● **WHAT NEEDS TO BE DONE**:
Begin at the line that holds "Output a JSON object containing" and retype every line through the end of the material, both included. Leave out the pictures.

=======

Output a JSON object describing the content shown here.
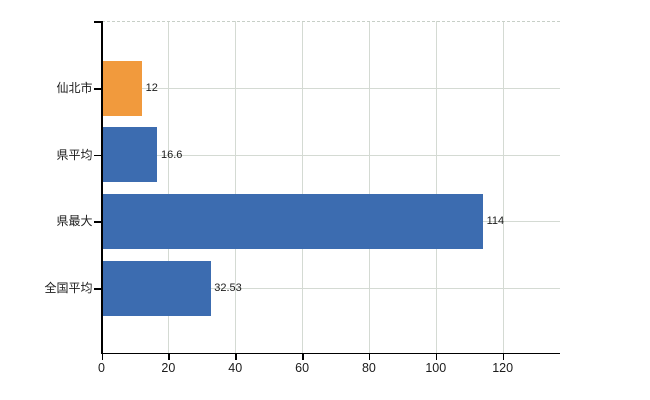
{
  "chart_data": {
    "type": "bar",
    "orientation": "horizontal",
    "title": "",
    "xlabel": "",
    "ylabel": "",
    "categories": [
      "仙北市",
      "県平均",
      "県最大",
      "全国平均"
    ],
    "values": [
      12,
      16.6,
      114,
      32.53
    ],
    "value_labels": [
      "12",
      "16.6",
      "114",
      "32.53"
    ],
    "bar_colors": [
      "#f19a3d",
      "#3c6cb0",
      "#3c6cb0",
      "#3c6cb0"
    ],
    "xlim": [
      0,
      137
    ],
    "xticks": [
      0,
      20,
      40,
      60,
      80,
      100,
      120
    ],
    "grid": true,
    "legend": false,
    "colors": {
      "highlight_bar": "#f19a3d",
      "default_bar": "#3c6cb0",
      "axis": "#000000",
      "gridline": "#d4dad3",
      "text": "#1c1c1c"
    }
  }
}
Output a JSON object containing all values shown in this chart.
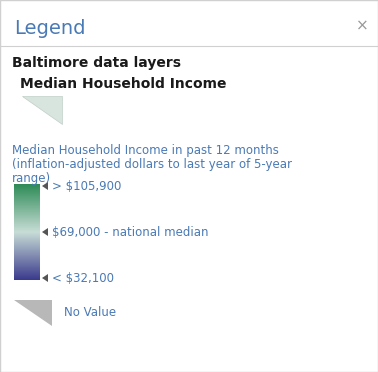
{
  "title": "Legend",
  "close_symbol": "×",
  "section_header": "Baltimore data layers",
  "layer_title": "Median Household Income",
  "desc_line1": "Median Household Income in past 12 months",
  "desc_line2": "(inflation-adjusted dollars to last year of 5-year",
  "desc_line3": "range)",
  "legend_item_top": "> $105,900",
  "legend_item_mid": "$69,000 - national median",
  "legend_item_bot": "< $32,100",
  "no_value_label": "No Value",
  "grad_top_color": "#2d8b57",
  "grad_mid_color": "#c8ddd6",
  "grad_bot_color": "#3a3a8c",
  "bg_color": "#ffffff",
  "border_color": "#d0d0d0",
  "title_color": "#4a7ab5",
  "close_color": "#999999",
  "header_color": "#1a1a1a",
  "layer_title_color": "#1a1a1a",
  "desc_color": "#4a7ab5",
  "label_color": "#4a7ab5",
  "no_value_color": "#4a7ab5",
  "arrow_color": "#555555",
  "no_value_tri_color": "#b8b8b8",
  "layer_tri_color_light": "#d8e5de",
  "layer_tri_color_dark": "#c0cfc8"
}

=======

● **IN RESPONSE**:
Output a JSON object containing all values shown in this chart.
{
  "title": "Legend",
  "close_symbol": "×",
  "section_header": "Baltimore data layers",
  "layer_title": "Median Household Income",
  "desc_line1": "Median Household Income in past 12 months",
  "desc_line2": "(inflation-adjusted dollars to last year of 5-year",
  "desc_line3": "range)",
  "legend_item_top": "> $105,900",
  "legend_item_mid": "$69,000 - national median",
  "legend_item_bot": "< $32,100",
  "no_value_label": "No Value",
  "grad_top_color": "#2d8b57",
  "grad_mid_color": "#c8ddd6",
  "grad_bot_color": "#3a3a8c",
  "bg_color": "#ffffff",
  "border_color": "#d0d0d0",
  "title_color": "#4a7ab5",
  "close_color": "#999999",
  "header_color": "#1a1a1a",
  "layer_title_color": "#1a1a1a",
  "desc_color": "#4a7ab5",
  "label_color": "#4a7ab5",
  "no_value_color": "#4a7ab5",
  "arrow_color": "#555555",
  "no_value_tri_color": "#b8b8b8",
  "layer_tri_color_light": "#d8e5de",
  "layer_tri_color_dark": "#c0cfc8"
}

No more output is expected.